Each line that holds the word "name" should be returned.

↓

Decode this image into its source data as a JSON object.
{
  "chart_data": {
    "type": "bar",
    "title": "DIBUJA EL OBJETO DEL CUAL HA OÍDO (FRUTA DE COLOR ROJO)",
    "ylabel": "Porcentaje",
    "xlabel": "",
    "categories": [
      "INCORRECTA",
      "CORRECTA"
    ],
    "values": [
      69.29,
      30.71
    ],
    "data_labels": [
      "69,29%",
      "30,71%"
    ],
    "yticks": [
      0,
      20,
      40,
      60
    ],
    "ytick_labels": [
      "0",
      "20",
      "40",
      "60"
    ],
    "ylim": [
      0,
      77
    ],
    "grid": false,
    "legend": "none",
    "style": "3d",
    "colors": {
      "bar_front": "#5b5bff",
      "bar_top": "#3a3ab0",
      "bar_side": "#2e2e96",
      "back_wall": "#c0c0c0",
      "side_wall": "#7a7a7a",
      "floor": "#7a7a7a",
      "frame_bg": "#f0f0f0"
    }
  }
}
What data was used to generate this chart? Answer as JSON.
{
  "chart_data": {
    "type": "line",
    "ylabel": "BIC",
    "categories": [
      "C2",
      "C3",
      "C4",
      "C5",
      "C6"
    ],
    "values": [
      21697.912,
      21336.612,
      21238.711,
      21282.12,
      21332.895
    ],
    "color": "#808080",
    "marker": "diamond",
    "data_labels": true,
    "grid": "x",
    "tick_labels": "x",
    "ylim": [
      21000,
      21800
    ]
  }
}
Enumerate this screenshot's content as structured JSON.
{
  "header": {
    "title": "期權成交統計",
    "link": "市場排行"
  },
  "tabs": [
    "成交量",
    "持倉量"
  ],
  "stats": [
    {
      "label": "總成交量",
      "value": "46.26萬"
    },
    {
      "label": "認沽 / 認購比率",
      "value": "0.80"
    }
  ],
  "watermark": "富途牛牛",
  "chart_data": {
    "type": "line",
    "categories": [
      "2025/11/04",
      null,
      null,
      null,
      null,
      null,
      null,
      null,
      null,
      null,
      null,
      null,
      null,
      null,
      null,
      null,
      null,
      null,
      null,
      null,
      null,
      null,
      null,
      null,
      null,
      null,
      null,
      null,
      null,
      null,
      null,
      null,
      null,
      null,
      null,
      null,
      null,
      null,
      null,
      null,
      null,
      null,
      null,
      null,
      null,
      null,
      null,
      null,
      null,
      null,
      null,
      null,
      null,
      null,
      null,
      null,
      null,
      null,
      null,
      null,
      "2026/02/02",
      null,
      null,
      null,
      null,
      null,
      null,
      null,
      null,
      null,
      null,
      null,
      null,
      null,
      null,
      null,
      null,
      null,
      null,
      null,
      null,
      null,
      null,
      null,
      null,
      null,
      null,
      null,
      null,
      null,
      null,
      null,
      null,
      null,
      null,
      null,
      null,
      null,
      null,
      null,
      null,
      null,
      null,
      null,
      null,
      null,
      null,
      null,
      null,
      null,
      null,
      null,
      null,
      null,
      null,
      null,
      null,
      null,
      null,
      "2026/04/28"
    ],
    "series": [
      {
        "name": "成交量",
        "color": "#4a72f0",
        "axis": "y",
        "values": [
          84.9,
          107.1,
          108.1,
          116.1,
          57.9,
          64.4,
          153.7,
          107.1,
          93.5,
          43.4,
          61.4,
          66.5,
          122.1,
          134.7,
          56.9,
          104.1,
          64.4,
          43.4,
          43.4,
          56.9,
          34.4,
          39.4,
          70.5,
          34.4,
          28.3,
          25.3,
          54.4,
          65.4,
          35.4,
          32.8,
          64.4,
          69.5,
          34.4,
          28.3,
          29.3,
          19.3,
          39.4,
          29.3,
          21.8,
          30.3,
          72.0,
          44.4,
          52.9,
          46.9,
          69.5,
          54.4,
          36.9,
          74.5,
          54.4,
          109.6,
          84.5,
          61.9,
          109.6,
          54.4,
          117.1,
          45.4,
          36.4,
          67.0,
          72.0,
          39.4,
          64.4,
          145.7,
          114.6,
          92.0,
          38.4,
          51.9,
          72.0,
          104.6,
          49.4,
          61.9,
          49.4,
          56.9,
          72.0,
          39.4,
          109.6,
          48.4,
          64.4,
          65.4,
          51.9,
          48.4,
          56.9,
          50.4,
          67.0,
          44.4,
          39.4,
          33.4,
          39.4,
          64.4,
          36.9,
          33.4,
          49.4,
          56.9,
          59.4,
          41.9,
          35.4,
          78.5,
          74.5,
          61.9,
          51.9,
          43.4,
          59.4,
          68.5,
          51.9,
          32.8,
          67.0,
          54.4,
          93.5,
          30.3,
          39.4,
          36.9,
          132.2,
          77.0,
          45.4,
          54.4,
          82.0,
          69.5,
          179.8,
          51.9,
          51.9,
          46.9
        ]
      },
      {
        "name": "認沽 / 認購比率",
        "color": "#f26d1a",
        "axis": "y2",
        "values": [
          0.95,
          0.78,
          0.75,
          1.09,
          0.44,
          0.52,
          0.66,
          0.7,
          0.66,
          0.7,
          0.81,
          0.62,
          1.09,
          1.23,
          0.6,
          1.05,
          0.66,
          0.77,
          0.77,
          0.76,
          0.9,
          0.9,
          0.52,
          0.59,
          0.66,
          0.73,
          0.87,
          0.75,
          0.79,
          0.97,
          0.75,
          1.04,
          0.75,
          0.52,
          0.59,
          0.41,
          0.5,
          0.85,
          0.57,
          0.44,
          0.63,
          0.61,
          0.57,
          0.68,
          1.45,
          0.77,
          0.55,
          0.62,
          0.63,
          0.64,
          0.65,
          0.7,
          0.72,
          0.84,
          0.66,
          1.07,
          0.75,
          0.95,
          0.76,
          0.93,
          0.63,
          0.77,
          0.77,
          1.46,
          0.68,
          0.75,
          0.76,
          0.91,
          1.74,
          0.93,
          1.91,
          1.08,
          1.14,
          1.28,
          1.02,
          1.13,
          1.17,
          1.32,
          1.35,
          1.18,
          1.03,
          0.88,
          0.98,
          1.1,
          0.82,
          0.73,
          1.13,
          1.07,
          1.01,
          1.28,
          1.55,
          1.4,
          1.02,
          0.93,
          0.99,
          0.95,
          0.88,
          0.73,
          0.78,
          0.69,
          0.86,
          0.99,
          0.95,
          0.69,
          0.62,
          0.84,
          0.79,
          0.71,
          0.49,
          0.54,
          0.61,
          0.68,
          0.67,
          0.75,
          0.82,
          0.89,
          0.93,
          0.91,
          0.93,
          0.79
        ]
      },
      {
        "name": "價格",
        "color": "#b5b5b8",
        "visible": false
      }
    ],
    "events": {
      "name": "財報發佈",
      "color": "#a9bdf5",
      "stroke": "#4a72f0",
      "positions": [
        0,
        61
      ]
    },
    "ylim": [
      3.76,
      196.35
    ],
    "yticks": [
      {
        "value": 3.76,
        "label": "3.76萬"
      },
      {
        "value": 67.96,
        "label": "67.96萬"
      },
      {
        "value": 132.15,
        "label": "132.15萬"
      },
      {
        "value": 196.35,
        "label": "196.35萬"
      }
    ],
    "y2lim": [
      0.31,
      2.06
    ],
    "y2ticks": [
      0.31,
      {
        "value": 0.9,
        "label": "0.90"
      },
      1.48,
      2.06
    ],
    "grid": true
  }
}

↑

[Result for this task]:
        "name": "成交量",
        "name": "認沽 / 認購比率",
        "name": "價格",
      "name": "財報發佈",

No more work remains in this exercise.